Task directions:
Write out all the entries word for word, but skip any images.

##############################

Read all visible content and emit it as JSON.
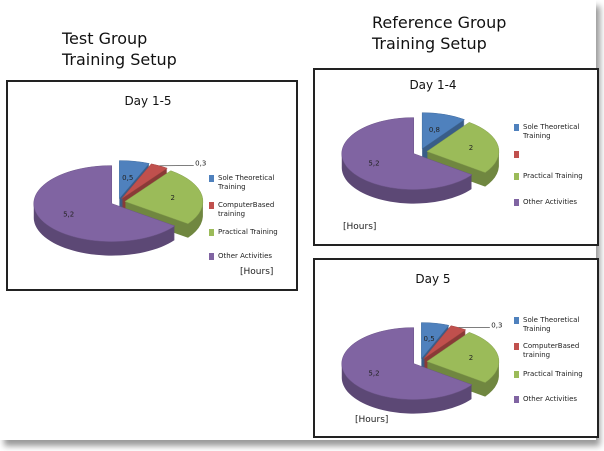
{
  "headings": [
    {
      "lines": [
        "Test Group",
        "Training Setup"
      ]
    },
    {
      "lines": [
        "Reference Group",
        "Training Setup"
      ]
    }
  ],
  "chart_data": [
    {
      "type": "pie",
      "title": "Day 1-5",
      "categories": [
        "Sole Theoretical Training",
        "ComputerBased training",
        "Practical Training",
        "Other Activities"
      ],
      "values": [
        0.5,
        0.3,
        2,
        5.2
      ],
      "value_labels": [
        "0,5",
        "0,3",
        "2",
        "5,2"
      ],
      "colors": [
        "#4f81bd",
        "#c0504d",
        "#9bbb59",
        "#8064a2"
      ],
      "annotation": "[Hours]"
    },
    {
      "type": "pie",
      "title": "Day 1-4",
      "categories": [
        "Sole Theoretical Training",
        null,
        "Practical Training",
        "Other Activities"
      ],
      "values": [
        0.8,
        null,
        2,
        5.2
      ],
      "value_labels": [
        "0,8",
        null,
        "2",
        "5,2"
      ],
      "colors": [
        "#4f81bd",
        "#c0504d",
        "#9bbb59",
        "#8064a2"
      ],
      "annotation": "[Hours]"
    },
    {
      "type": "pie",
      "title": "Day 5",
      "categories": [
        "Sole Theoretical Training",
        "ComputerBased training",
        "Practical Training",
        "Other Activities"
      ],
      "values": [
        0.5,
        0.3,
        2,
        5.2
      ],
      "value_labels": [
        "0,5",
        "0,3",
        "2",
        "5,2"
      ],
      "colors": [
        "#4f81bd",
        "#c0504d",
        "#9bbb59",
        "#8064a2"
      ],
      "annotation": "[Hours]"
    }
  ]
}
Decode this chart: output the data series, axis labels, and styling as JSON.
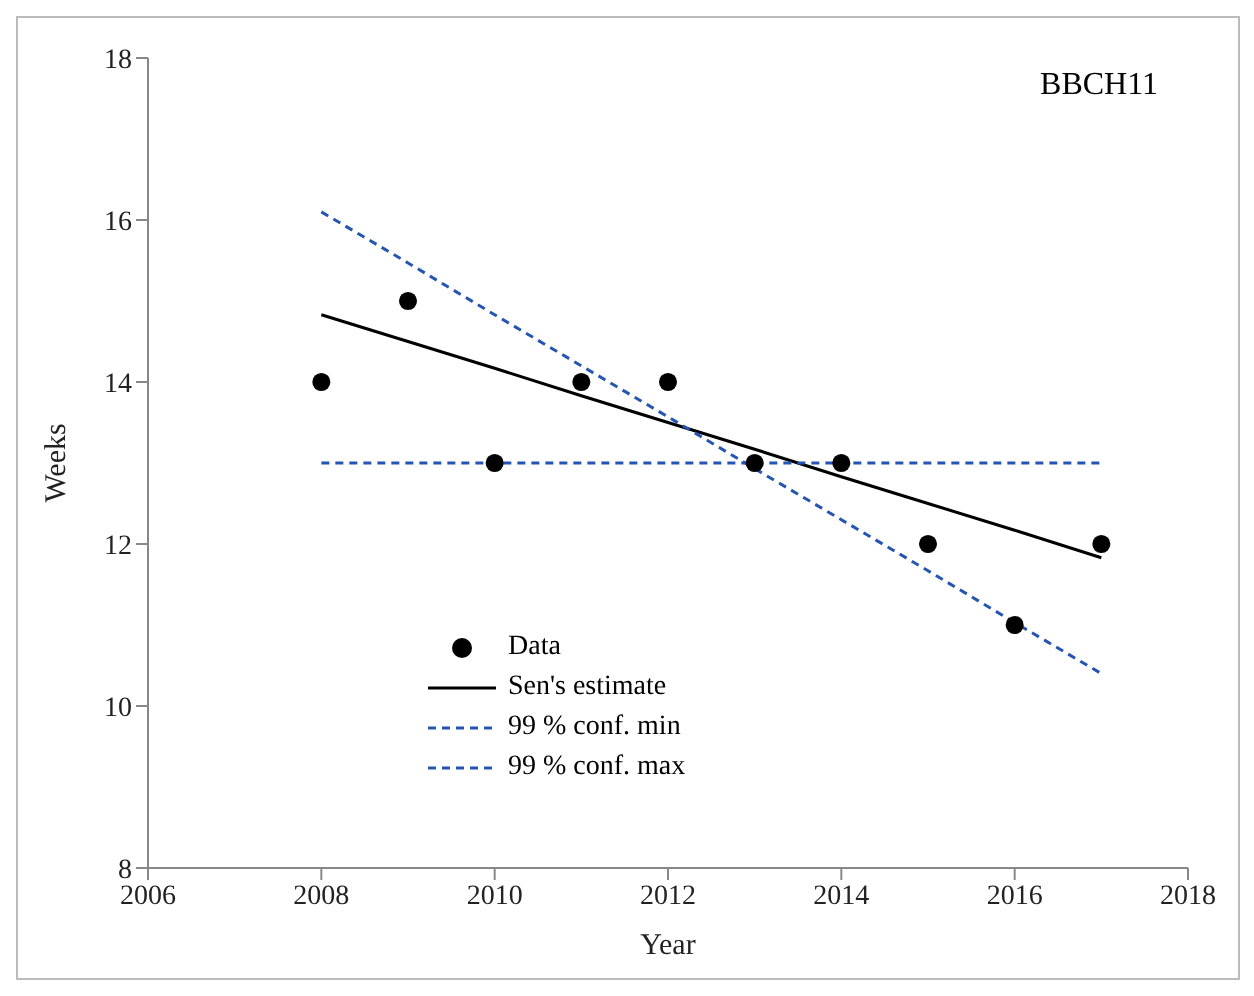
{
  "chart_data": {
    "type": "scatter",
    "xlabel": "Year",
    "ylabel": "Weeks",
    "annotations": [
      "BBCH11"
    ],
    "x": [
      2008,
      2009,
      2010,
      2011,
      2012,
      2013,
      2014,
      2015,
      2016,
      2017
    ],
    "series": [
      {
        "name": "Data",
        "type": "scatter",
        "color": "#000000",
        "marker": "circle",
        "values": [
          14,
          15,
          13,
          14,
          14,
          13,
          13,
          12,
          11,
          12
        ]
      },
      {
        "name": "Sen's estimate",
        "type": "line",
        "color": "#000000",
        "line_style": "solid",
        "values": [
          14.83,
          14.5,
          14.17,
          13.83,
          13.5,
          13.17,
          12.83,
          12.5,
          12.17,
          11.83
        ]
      },
      {
        "name": "99 % conf. min",
        "type": "line",
        "color": "#2455b0",
        "line_style": "dashed",
        "values": [
          16.1,
          15.47,
          14.83,
          14.2,
          13.57,
          12.93,
          12.3,
          11.67,
          11.03,
          10.4
        ]
      },
      {
        "name": "99 % conf. max",
        "type": "line",
        "color": "#2455b0",
        "line_style": "dashed",
        "values": [
          13,
          13,
          13,
          13,
          13,
          13,
          13,
          13,
          13,
          13
        ]
      }
    ],
    "xlim": [
      2006,
      2018
    ],
    "xticks": [
      2006,
      2008,
      2010,
      2012,
      2014,
      2016,
      2018
    ],
    "ylim": [
      8,
      18
    ],
    "yticks": [
      8,
      10,
      12,
      14,
      16,
      18
    ],
    "grid": false,
    "legend": "bottom left"
  }
}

##############################

Answer to this problem:
Read all visible content and emit it as JSON.
{
  "headings": [
    {
      "lines": [
        "Test Group",
        "Training Setup"
      ]
    },
    {
      "lines": [
        "Reference Group",
        "Training Setup"
      ]
    }
  ],
  "chart_data": [
    {
      "type": "pie",
      "title": "Day 1-5",
      "categories": [
        "Sole Theoretical Training",
        "ComputerBased training",
        "Practical Training",
        "Other Activities"
      ],
      "values": [
        0.5,
        0.3,
        2,
        5.2
      ],
      "value_labels": [
        "0,5",
        "0,3",
        "2",
        "5,2"
      ],
      "colors": [
        "#4f81bd",
        "#c0504d",
        "#9bbb59",
        "#8064a2"
      ],
      "annotation": "[Hours]"
    },
    {
      "type": "pie",
      "title": "Day 1-4",
      "categories": [
        "Sole Theoretical Training",
        null,
        "Practical Training",
        "Other Activities"
      ],
      "values": [
        0.8,
        null,
        2,
        5.2
      ],
      "value_labels": [
        "0,8",
        null,
        "2",
        "5,2"
      ],
      "colors": [
        "#4f81bd",
        "#c0504d",
        "#9bbb59",
        "#8064a2"
      ],
      "annotation": "[Hours]"
    },
    {
      "type": "pie",
      "title": "Day 5",
      "categories": [
        "Sole Theoretical Training",
        "ComputerBased training",
        "Practical Training",
        "Other Activities"
      ],
      "values": [
        0.5,
        0.3,
        2,
        5.2
      ],
      "value_labels": [
        "0,5",
        "0,3",
        "2",
        "5,2"
      ],
      "colors": [
        "#4f81bd",
        "#c0504d",
        "#9bbb59",
        "#8064a2"
      ],
      "annotation": "[Hours]"
    }
  ]
}
Decode this chart: output the data series, axis labels, and styling as JSON.
{
  "chart_data": {
    "type": "scatter",
    "xlabel": "Year",
    "ylabel": "Weeks",
    "annotations": [
      "BBCH11"
    ],
    "x": [
      2008,
      2009,
      2010,
      2011,
      2012,
      2013,
      2014,
      2015,
      2016,
      2017
    ],
    "series": [
      {
        "name": "Data",
        "type": "scatter",
        "color": "#000000",
        "marker": "circle",
        "values": [
          14,
          15,
          13,
          14,
          14,
          13,
          13,
          12,
          11,
          12
        ]
      },
      {
        "name": "Sen's estimate",
        "type": "line",
        "color": "#000000",
        "line_style": "solid",
        "values": [
          14.83,
          14.5,
          14.17,
          13.83,
          13.5,
          13.17,
          12.83,
          12.5,
          12.17,
          11.83
        ]
      },
      {
        "name": "99 % conf. min",
        "type": "line",
        "color": "#2455b0",
        "line_style": "dashed",
        "values": [
          16.1,
          15.47,
          14.83,
          14.2,
          13.57,
          12.93,
          12.3,
          11.67,
          11.03,
          10.4
        ]
      },
      {
        "name": "99 % conf. max",
        "type": "line",
        "color": "#2455b0",
        "line_style": "dashed",
        "values": [
          13,
          13,
          13,
          13,
          13,
          13,
          13,
          13,
          13,
          13
        ]
      }
    ],
    "xlim": [
      2006,
      2018
    ],
    "xticks": [
      2006,
      2008,
      2010,
      2012,
      2014,
      2016,
      2018
    ],
    "ylim": [
      8,
      18
    ],
    "yticks": [
      8,
      10,
      12,
      14,
      16,
      18
    ],
    "grid": false,
    "legend": "bottom left"
  }
}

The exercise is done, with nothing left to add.